Copy out all of the data exactly as it appears.

— Start —

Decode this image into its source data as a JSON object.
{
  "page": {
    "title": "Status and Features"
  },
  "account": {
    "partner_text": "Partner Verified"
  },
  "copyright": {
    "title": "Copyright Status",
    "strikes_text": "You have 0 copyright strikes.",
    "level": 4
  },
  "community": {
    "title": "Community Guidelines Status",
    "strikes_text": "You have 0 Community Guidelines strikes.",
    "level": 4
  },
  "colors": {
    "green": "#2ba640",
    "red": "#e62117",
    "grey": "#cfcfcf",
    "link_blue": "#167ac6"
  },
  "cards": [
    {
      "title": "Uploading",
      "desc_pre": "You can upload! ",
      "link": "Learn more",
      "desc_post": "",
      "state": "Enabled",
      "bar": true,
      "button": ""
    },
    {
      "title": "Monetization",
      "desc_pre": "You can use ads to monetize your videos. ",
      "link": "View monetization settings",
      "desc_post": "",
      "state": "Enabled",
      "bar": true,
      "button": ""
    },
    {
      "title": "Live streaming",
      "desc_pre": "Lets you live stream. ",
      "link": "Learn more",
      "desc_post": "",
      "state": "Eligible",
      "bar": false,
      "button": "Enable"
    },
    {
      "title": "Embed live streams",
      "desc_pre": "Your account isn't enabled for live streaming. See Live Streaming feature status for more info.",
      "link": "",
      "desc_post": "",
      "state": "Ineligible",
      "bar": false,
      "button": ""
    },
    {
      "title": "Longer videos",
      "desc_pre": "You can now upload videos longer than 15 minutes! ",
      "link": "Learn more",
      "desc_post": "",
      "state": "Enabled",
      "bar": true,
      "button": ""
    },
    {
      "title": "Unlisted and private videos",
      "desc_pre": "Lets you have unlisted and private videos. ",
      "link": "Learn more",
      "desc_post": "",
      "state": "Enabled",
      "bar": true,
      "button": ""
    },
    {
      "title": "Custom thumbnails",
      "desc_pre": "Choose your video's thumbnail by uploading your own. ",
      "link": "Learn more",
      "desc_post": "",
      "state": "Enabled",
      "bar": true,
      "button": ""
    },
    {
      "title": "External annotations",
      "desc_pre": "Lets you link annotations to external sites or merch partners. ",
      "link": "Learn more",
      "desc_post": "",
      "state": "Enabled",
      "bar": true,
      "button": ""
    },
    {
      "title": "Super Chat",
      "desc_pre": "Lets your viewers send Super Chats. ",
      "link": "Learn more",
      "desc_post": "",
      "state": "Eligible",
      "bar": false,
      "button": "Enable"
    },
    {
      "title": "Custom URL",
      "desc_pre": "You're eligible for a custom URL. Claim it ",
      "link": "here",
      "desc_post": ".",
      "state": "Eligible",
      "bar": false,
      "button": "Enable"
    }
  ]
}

— End —

**The reply**:
Decode this image into its source data as a JSON object.
{
  "page": {
    "title": "Status and Features"
  },
  "account": {
    "partner_text": "Partner Verified"
  },
  "copyright": {
    "title": "Copyright Status",
    "strikes_text": "You have 0 copyright strikes.",
    "level": 4
  },
  "community": {
    "title": "Community Guidelines Status",
    "strikes_text": "You have 0 Community Guidelines strikes.",
    "level": 4
  },
  "colors": {
    "green": "#2ba640",
    "red": "#e62117",
    "grey": "#cfcfcf",
    "link_blue": "#167ac6"
  },
  "cards": [
    {
      "title": "Uploading",
      "desc_pre": "You can upload! ",
      "link": "Learn more",
      "desc_post": "",
      "state": "Enabled",
      "bar": true,
      "button": ""
    },
    {
      "title": "Monetization",
      "desc_pre": "You can use ads to monetize your videos. ",
      "link": "View monetization settings",
      "desc_post": "",
      "state": "Enabled",
      "bar": true,
      "button": ""
    },
    {
      "title": "Live streaming",
      "desc_pre": "Lets you live stream. ",
      "link": "Learn more",
      "desc_post": "",
      "state": "Eligible",
      "bar": false,
      "button": "Enable"
    },
    {
      "title": "Embed live streams",
      "desc_pre": "Your account isn't enabled for live streaming. See Live Streaming feature status for more info.",
      "link": "",
      "desc_post": "",
      "state": "Ineligible",
      "bar": false,
      "button": ""
    },
    {
      "title": "Longer videos",
      "desc_pre": "You can now upload videos longer than 15 minutes! ",
      "link": "Learn more",
      "desc_post": "",
      "state": "Enabled",
      "bar": true,
      "button": ""
    },
    {
      "title": "Unlisted and private videos",
      "desc_pre": "Lets you have unlisted and private videos. ",
      "link": "Learn more",
      "desc_post": "",
      "state": "Enabled",
      "bar": true,
      "button": ""
    },
    {
      "title": "Custom thumbnails",
      "desc_pre": "Choose your video's thumbnail by uploading your own. ",
      "link": "Learn more",
      "desc_post": "",
      "state": "Enabled",
      "bar": true,
      "button": ""
    },
    {
      "title": "External annotations",
      "desc_pre": "Lets you link annotations to external sites or merch partners. ",
      "link": "Learn more",
      "desc_post": "",
      "state": "Enabled",
      "bar": true,
      "button": ""
    },
    {
      "title": "Super Chat",
      "desc_pre": "Lets your viewers send Super Chats. ",
      "link": "Learn more",
      "desc_post": "",
      "state": "Eligible",
      "bar": false,
      "button": "Enable"
    },
    {
      "title": "Custom URL",
      "desc_pre": "You're eligible for a custom URL. Claim it ",
      "link": "here",
      "desc_post": ".",
      "state": "Eligible",
      "bar": false,
      "button": "Enable"
    }
  ]
}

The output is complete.